# [TASK DIRECTIONS]
Check each line of the material. Copy those containing "shortcut".

# [AVAILABLE RECORDS]
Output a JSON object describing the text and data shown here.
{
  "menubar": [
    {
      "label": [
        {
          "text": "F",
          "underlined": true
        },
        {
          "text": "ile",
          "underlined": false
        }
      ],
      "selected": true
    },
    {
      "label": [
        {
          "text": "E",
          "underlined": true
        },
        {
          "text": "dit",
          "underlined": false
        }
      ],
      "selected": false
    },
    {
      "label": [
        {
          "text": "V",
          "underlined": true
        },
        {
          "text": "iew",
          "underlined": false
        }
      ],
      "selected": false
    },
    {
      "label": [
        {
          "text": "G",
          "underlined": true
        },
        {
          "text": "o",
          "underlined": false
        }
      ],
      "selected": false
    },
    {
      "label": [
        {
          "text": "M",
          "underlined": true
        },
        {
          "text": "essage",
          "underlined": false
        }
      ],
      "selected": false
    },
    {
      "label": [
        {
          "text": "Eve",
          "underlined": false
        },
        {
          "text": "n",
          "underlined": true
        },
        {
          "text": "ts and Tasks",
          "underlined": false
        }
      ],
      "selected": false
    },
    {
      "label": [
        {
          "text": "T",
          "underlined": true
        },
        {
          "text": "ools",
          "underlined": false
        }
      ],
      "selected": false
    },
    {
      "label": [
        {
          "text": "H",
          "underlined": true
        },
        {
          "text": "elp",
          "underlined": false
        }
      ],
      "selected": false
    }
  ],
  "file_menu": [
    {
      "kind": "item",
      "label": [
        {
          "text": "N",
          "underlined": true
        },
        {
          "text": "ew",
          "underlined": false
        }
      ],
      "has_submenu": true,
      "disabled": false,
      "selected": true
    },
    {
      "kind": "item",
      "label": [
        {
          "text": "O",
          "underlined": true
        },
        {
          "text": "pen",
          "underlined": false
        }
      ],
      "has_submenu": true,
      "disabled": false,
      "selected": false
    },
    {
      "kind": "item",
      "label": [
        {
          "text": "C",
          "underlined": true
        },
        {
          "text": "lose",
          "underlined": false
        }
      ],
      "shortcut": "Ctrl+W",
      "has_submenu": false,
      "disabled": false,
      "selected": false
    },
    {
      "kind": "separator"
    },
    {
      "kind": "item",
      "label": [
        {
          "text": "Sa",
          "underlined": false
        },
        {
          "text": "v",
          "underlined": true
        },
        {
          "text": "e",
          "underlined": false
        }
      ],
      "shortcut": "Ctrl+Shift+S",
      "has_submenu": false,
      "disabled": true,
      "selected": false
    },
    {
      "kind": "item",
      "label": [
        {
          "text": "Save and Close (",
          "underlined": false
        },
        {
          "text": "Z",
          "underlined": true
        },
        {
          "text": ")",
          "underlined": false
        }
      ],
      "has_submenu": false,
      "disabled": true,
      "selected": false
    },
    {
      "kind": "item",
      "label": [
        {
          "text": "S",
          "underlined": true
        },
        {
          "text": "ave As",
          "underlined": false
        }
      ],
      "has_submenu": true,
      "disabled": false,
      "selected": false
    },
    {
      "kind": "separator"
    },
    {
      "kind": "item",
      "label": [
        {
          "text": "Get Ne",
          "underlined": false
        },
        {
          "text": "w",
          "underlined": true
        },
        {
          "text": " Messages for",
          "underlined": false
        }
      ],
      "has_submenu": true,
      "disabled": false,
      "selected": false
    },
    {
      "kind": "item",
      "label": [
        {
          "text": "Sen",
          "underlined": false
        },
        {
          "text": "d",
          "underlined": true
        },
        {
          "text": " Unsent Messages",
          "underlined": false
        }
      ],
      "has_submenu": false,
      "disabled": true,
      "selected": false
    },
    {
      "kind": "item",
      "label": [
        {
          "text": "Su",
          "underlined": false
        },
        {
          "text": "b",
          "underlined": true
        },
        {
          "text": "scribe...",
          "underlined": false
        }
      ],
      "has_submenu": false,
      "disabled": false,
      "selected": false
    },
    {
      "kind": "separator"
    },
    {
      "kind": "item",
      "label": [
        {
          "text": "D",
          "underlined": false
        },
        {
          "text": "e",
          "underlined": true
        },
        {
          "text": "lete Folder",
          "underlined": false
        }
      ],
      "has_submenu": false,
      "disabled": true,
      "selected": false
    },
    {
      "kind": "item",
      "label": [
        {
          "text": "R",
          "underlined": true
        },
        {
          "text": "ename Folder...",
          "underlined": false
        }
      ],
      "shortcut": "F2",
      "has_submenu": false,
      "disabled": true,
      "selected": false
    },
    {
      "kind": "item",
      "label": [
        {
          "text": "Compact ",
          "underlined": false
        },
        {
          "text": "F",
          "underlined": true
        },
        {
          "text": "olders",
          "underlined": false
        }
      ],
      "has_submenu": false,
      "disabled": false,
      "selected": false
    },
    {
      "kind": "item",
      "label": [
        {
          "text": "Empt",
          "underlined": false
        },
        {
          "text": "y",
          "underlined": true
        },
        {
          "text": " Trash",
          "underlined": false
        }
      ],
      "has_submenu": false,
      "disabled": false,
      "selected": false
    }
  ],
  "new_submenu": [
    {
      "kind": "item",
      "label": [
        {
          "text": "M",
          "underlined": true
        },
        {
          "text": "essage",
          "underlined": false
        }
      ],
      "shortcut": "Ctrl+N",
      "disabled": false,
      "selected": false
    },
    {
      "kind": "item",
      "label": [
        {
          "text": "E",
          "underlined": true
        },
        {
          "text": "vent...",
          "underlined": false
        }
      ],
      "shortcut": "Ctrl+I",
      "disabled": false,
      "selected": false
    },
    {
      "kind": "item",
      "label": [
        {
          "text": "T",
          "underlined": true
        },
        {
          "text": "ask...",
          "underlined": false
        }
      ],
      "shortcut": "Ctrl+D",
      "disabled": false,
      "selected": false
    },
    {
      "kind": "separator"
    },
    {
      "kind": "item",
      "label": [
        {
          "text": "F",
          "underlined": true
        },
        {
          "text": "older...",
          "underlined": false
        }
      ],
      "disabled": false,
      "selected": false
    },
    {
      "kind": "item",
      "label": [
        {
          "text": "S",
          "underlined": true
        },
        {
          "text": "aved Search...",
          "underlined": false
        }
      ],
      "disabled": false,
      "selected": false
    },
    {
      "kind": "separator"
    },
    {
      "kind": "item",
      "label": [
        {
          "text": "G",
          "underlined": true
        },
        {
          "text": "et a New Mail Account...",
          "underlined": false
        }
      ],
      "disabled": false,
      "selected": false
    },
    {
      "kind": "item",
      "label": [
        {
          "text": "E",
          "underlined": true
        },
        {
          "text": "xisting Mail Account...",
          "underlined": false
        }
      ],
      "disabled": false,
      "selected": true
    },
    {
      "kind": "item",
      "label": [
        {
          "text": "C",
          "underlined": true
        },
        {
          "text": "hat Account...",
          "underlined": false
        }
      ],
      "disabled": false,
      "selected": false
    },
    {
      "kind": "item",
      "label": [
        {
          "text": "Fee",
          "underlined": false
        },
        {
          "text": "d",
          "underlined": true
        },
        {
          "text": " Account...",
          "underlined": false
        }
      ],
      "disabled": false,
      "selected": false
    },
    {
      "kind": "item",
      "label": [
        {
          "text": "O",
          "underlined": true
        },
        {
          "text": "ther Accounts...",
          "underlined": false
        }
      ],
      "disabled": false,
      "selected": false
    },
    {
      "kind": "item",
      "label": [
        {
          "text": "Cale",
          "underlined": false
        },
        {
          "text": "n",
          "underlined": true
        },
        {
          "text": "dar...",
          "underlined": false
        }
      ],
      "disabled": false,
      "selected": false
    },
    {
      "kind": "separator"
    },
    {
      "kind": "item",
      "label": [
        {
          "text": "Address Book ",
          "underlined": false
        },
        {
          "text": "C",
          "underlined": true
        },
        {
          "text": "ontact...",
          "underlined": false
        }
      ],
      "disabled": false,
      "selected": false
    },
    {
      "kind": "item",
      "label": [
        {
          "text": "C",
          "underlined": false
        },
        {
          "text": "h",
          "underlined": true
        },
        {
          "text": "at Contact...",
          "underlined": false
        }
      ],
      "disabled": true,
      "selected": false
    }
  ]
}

# [COMPLETE RESPONSE]
      "shortcut": "Ctrl+W",
      "shortcut": "Ctrl+Shift+S",
      "shortcut": "F2",
      "shortcut": "Ctrl+N",
      "shortcut": "Ctrl+I",
      "shortcut": "Ctrl+D",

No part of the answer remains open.